• _Written exercise_
Only the pictures are omitted; repeat all other data exactly.

• _Raw data_
>>>>>
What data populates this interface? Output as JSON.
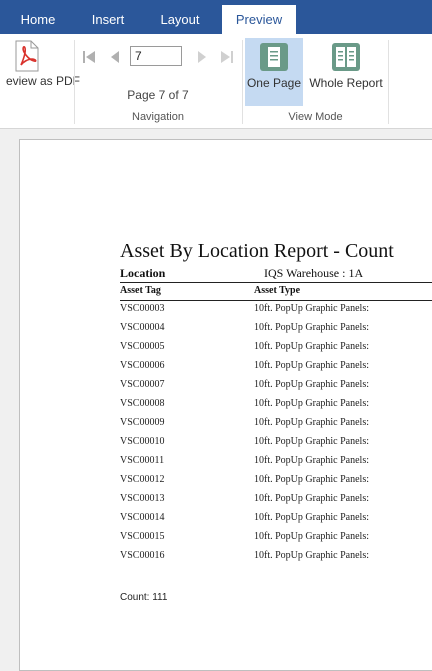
{
  "tabs": [
    {
      "label": "Home"
    },
    {
      "label": "Insert"
    },
    {
      "label": "Layout"
    },
    {
      "label": "Preview"
    }
  ],
  "ribbon": {
    "pdf_label": "eview as PDF",
    "navigation": {
      "page_value": "7",
      "page_status": "Page 7 of 7",
      "group_label": "Navigation"
    },
    "view_mode": {
      "one_page_label": "One Page",
      "whole_report_label": "Whole Report",
      "group_label": "View Mode"
    }
  },
  "report": {
    "title": "Asset By Location Report - Count",
    "location_label": "Location",
    "location_value": "IQS Warehouse : 1A",
    "columns": [
      "Asset Tag",
      "Asset Type"
    ],
    "rows": [
      {
        "tag": "VSC00003",
        "type": "10ft. PopUp Graphic Panels:"
      },
      {
        "tag": "VSC00004",
        "type": "10ft. PopUp Graphic Panels:"
      },
      {
        "tag": "VSC00005",
        "type": "10ft. PopUp Graphic Panels:"
      },
      {
        "tag": "VSC00006",
        "type": "10ft. PopUp Graphic Panels:"
      },
      {
        "tag": "VSC00007",
        "type": "10ft. PopUp Graphic Panels:"
      },
      {
        "tag": "VSC00008",
        "type": "10ft. PopUp Graphic Panels:"
      },
      {
        "tag": "VSC00009",
        "type": "10ft. PopUp Graphic Panels:"
      },
      {
        "tag": "VSC00010",
        "type": "10ft. PopUp Graphic Panels:"
      },
      {
        "tag": "VSC00011",
        "type": "10ft. PopUp Graphic Panels:"
      },
      {
        "tag": "VSC00012",
        "type": "10ft. PopUp Graphic Panels:"
      },
      {
        "tag": "VSC00013",
        "type": "10ft. PopUp Graphic Panels:"
      },
      {
        "tag": "VSC00014",
        "type": "10ft. PopUp Graphic Panels:"
      },
      {
        "tag": "VSC00015",
        "type": "10ft. PopUp Graphic Panels:"
      },
      {
        "tag": "VSC00016",
        "type": "10ft. PopUp Graphic Panels:"
      }
    ],
    "count_text": "Count: 111"
  },
  "colors": {
    "tabbar": "#2b579a",
    "selected_mode": "#c5daf2",
    "pdf_icon": "#d9322c",
    "view_icon": "#6a9a88"
  },
  "icons": [
    "pdf-icon",
    "first-page-icon",
    "previous-page-icon",
    "next-page-icon",
    "last-page-icon",
    "one-page-icon",
    "whole-report-icon"
  ]
}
<<<<<
• _Response to this task_
What data populates this interface? Output as JSON.
{
  "tabs": [
    {
      "label": "Home"
    },
    {
      "label": "Insert"
    },
    {
      "label": "Layout"
    },
    {
      "label": "Preview"
    }
  ],
  "ribbon": {
    "pdf_label": "eview as PDF",
    "navigation": {
      "page_value": "7",
      "page_status": "Page 7 of 7",
      "group_label": "Navigation"
    },
    "view_mode": {
      "one_page_label": "One Page",
      "whole_report_label": "Whole Report",
      "group_label": "View Mode"
    }
  },
  "report": {
    "title": "Asset By Location Report - Count",
    "location_label": "Location",
    "location_value": "IQS Warehouse : 1A",
    "columns": [
      "Asset Tag",
      "Asset Type"
    ],
    "rows": [
      {
        "tag": "VSC00003",
        "type": "10ft. PopUp Graphic Panels:"
      },
      {
        "tag": "VSC00004",
        "type": "10ft. PopUp Graphic Panels:"
      },
      {
        "tag": "VSC00005",
        "type": "10ft. PopUp Graphic Panels:"
      },
      {
        "tag": "VSC00006",
        "type": "10ft. PopUp Graphic Panels:"
      },
      {
        "tag": "VSC00007",
        "type": "10ft. PopUp Graphic Panels:"
      },
      {
        "tag": "VSC00008",
        "type": "10ft. PopUp Graphic Panels:"
      },
      {
        "tag": "VSC00009",
        "type": "10ft. PopUp Graphic Panels:"
      },
      {
        "tag": "VSC00010",
        "type": "10ft. PopUp Graphic Panels:"
      },
      {
        "tag": "VSC00011",
        "type": "10ft. PopUp Graphic Panels:"
      },
      {
        "tag": "VSC00012",
        "type": "10ft. PopUp Graphic Panels:"
      },
      {
        "tag": "VSC00013",
        "type": "10ft. PopUp Graphic Panels:"
      },
      {
        "tag": "VSC00014",
        "type": "10ft. PopUp Graphic Panels:"
      },
      {
        "tag": "VSC00015",
        "type": "10ft. PopUp Graphic Panels:"
      },
      {
        "tag": "VSC00016",
        "type": "10ft. PopUp Graphic Panels:"
      }
    ],
    "count_text": "Count: 111"
  },
  "colors": {
    "tabbar": "#2b579a",
    "selected_mode": "#c5daf2",
    "pdf_icon": "#d9322c",
    "view_icon": "#6a9a88"
  },
  "icons": [
    "pdf-icon",
    "first-page-icon",
    "previous-page-icon",
    "next-page-icon",
    "last-page-icon",
    "one-page-icon",
    "whole-report-icon"
  ]
}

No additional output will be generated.